Task directions
Find the lines below that contain the word "aspect" and count them. Only the number should be given.

::::::

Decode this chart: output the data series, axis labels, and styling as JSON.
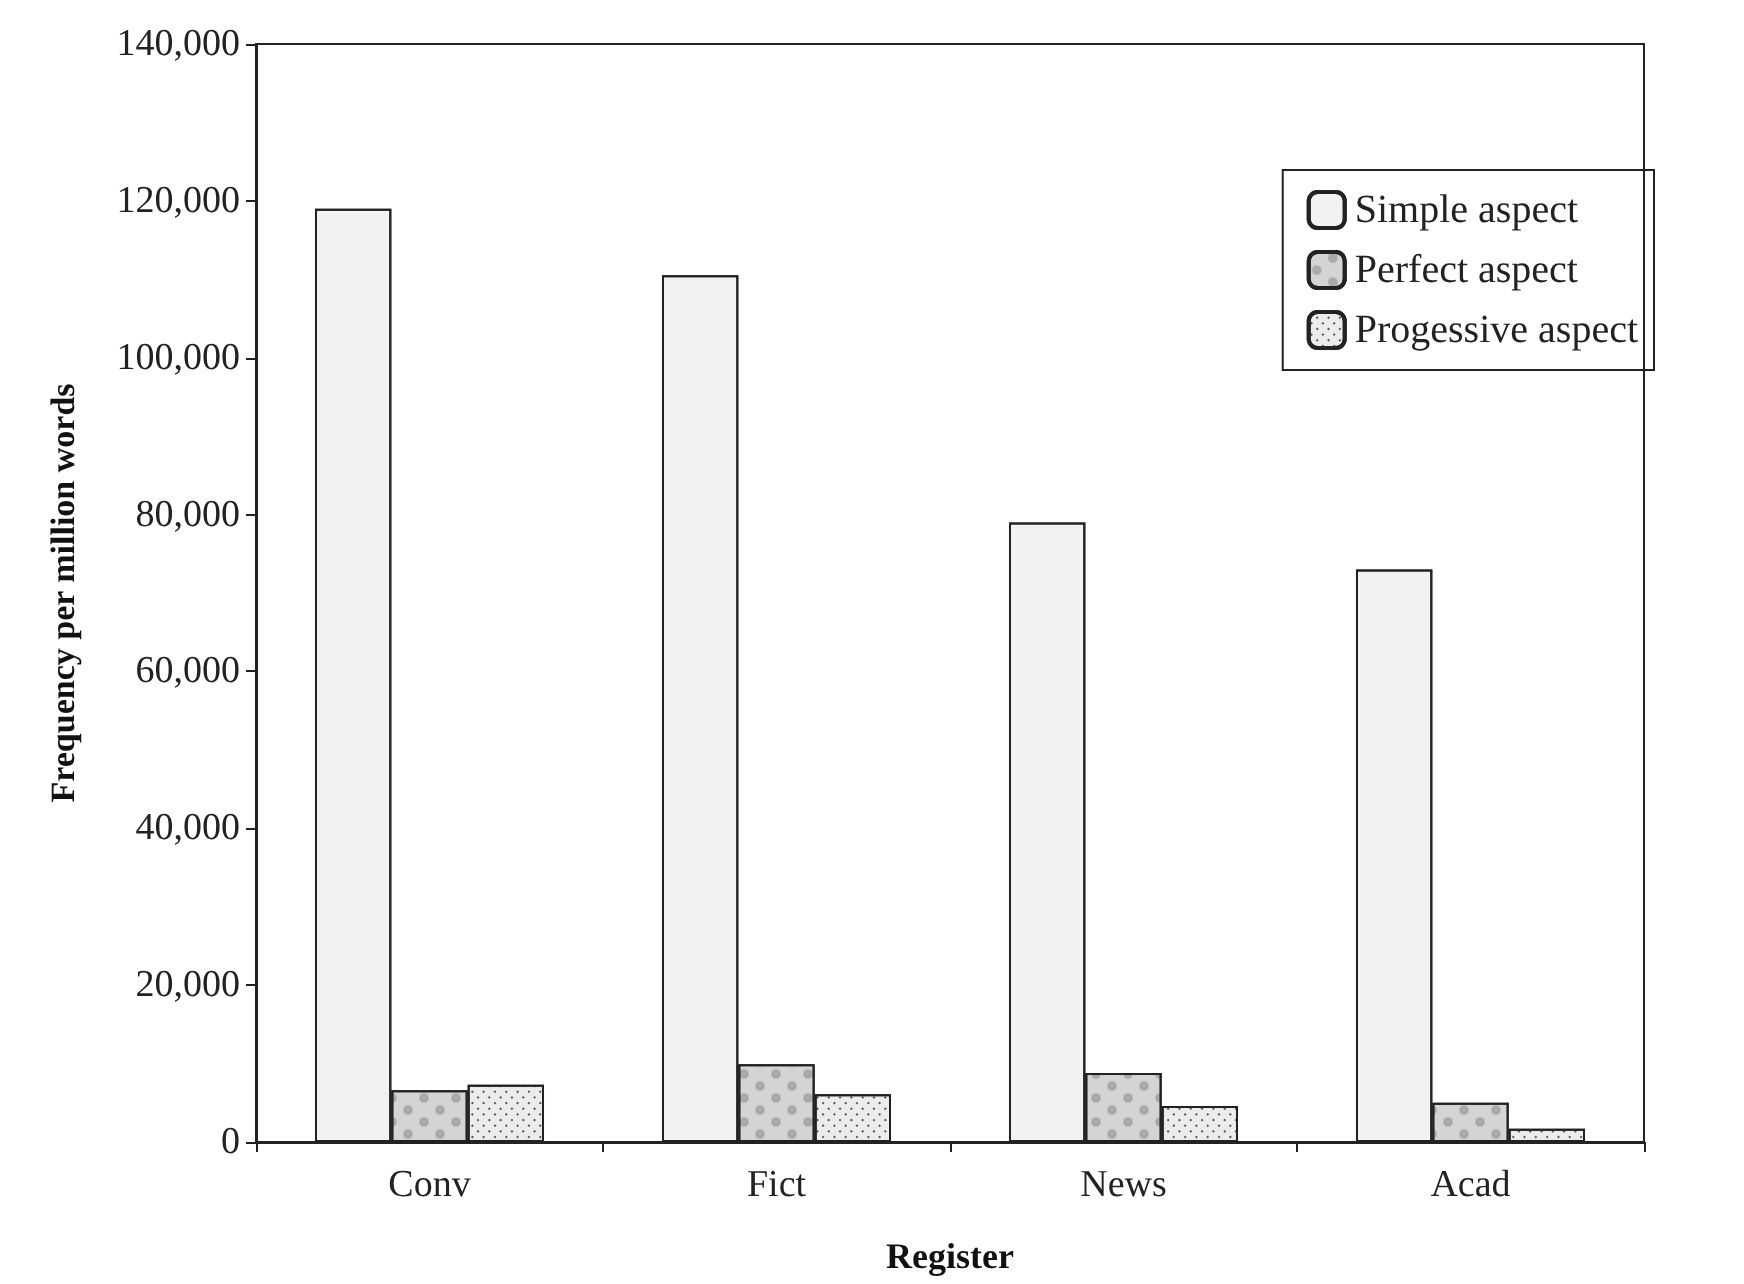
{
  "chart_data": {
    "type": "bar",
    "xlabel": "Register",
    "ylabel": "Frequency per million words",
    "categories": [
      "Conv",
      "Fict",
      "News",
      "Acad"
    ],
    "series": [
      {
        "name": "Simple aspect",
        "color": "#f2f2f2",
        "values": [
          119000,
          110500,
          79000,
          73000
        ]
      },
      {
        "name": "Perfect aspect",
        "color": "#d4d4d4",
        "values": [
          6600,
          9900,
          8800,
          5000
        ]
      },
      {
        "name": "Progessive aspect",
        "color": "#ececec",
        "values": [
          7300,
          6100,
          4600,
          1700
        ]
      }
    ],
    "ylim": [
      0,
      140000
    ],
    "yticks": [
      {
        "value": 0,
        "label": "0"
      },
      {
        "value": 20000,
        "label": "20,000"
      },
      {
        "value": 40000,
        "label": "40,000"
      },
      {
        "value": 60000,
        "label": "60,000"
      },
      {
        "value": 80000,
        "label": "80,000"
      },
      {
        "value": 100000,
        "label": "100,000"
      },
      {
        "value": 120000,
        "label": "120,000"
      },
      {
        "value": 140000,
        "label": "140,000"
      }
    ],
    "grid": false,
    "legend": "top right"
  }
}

::::::

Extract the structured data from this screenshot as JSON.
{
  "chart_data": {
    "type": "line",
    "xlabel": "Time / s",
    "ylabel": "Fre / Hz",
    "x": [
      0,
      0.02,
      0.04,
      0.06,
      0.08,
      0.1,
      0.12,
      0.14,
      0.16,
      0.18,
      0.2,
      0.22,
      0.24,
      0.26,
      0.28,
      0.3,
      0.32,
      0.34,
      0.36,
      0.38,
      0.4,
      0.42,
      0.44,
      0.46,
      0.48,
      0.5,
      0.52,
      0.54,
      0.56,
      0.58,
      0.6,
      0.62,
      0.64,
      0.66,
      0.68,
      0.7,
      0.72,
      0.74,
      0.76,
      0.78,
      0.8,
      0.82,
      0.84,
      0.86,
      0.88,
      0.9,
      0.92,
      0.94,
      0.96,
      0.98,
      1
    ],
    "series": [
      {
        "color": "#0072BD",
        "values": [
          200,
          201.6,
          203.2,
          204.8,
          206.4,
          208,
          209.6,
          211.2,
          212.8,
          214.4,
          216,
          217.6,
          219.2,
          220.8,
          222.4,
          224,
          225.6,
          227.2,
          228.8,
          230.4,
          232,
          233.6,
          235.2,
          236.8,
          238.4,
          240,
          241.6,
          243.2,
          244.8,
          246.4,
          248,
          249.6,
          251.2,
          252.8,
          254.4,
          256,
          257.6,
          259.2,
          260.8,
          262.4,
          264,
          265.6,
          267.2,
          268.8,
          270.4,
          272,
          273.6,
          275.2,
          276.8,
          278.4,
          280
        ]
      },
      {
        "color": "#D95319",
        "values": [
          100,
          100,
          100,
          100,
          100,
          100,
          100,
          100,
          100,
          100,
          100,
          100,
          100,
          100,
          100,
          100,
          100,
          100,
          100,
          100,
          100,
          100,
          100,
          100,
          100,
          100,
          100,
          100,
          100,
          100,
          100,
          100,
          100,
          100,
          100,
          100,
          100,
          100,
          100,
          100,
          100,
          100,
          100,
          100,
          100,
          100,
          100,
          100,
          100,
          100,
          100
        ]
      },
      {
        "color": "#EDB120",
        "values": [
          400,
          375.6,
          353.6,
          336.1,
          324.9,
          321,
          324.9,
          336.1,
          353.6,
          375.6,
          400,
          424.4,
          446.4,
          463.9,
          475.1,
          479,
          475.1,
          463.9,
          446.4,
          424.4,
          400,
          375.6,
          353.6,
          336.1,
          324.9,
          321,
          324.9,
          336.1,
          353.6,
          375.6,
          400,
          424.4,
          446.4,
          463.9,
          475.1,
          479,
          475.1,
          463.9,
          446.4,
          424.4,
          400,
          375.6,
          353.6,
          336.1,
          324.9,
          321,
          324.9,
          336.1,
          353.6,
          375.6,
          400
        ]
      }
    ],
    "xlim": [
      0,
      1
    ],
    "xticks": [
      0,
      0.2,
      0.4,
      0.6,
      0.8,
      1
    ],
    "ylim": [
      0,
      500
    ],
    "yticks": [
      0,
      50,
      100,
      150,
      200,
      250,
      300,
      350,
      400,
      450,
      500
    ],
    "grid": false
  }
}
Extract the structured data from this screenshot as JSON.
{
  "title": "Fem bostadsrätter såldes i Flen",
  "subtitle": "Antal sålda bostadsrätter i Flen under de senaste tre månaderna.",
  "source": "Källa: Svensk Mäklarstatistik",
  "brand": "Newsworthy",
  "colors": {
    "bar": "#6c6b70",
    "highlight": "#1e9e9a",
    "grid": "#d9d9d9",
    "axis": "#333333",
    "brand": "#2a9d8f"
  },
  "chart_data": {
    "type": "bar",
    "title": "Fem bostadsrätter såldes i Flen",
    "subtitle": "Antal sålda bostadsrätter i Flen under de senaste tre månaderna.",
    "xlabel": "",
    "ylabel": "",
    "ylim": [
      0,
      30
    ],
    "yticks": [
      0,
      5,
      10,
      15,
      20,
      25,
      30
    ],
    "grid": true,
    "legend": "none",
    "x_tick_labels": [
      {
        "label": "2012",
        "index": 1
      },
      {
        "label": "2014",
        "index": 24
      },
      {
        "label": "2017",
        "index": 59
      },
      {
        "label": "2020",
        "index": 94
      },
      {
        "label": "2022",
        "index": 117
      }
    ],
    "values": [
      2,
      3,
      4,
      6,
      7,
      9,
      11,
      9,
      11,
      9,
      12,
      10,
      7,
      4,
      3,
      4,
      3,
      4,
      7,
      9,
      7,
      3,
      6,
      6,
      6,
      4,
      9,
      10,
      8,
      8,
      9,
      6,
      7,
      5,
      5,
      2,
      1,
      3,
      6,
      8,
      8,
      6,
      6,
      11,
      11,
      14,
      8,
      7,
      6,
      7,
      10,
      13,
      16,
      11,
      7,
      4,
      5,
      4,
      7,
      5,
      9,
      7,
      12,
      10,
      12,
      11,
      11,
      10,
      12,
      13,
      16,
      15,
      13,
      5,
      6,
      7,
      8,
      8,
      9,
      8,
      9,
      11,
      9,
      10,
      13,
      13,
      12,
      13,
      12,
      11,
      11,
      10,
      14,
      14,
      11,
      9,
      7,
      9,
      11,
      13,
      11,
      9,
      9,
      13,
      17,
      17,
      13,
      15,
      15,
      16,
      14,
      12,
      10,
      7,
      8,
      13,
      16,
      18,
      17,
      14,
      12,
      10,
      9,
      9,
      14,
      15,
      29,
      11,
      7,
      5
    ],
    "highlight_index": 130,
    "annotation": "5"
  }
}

::::::

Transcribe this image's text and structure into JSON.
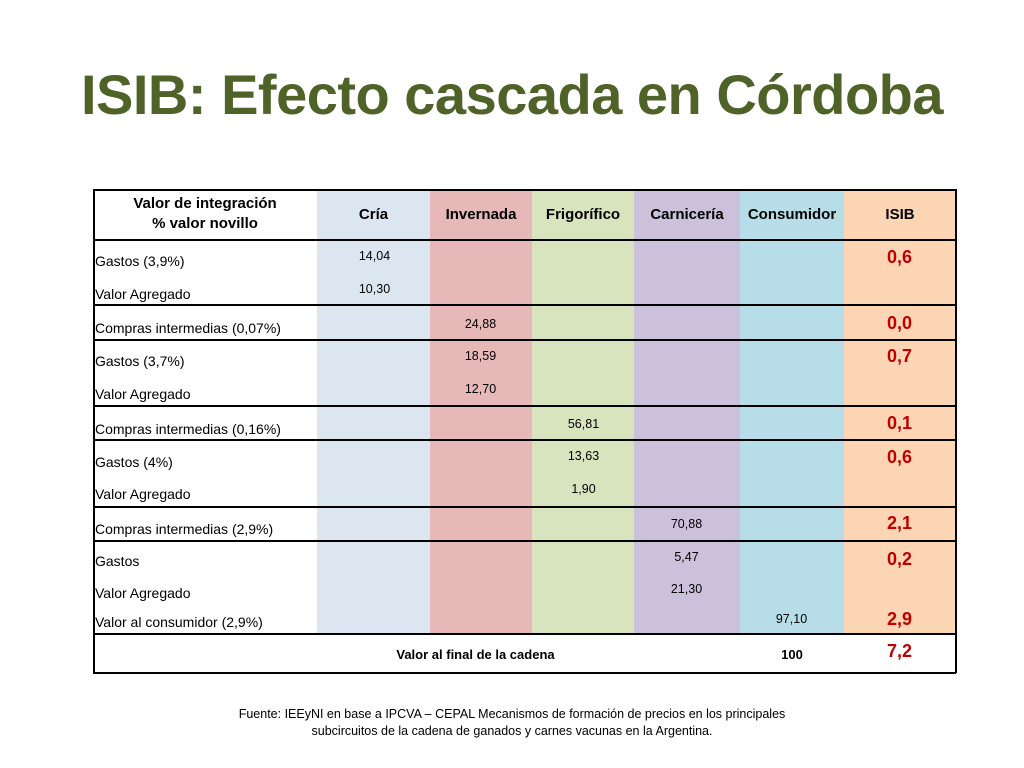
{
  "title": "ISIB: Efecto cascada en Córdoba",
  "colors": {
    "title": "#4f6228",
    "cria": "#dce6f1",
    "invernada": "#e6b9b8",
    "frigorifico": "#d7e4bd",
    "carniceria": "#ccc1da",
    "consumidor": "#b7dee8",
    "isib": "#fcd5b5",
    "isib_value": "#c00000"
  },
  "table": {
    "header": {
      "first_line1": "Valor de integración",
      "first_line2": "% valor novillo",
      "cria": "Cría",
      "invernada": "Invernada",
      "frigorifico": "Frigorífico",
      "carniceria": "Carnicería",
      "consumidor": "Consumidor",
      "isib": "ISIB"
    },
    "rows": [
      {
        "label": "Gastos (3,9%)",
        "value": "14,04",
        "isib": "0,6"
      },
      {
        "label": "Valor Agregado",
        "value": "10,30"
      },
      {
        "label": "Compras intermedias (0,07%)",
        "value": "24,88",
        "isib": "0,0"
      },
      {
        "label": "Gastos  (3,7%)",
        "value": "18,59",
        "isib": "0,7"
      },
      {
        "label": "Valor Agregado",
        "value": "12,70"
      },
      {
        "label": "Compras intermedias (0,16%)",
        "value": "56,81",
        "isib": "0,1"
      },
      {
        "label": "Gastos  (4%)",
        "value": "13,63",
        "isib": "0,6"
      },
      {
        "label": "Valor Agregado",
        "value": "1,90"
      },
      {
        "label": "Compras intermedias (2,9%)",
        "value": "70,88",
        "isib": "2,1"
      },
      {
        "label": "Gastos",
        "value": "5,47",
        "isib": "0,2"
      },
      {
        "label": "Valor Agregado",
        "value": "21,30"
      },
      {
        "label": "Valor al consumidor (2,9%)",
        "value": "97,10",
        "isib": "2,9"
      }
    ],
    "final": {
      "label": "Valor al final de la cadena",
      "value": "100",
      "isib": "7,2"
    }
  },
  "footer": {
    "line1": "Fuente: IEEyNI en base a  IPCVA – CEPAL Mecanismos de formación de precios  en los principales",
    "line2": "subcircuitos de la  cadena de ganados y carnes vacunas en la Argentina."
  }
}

::::::

Problem solution
3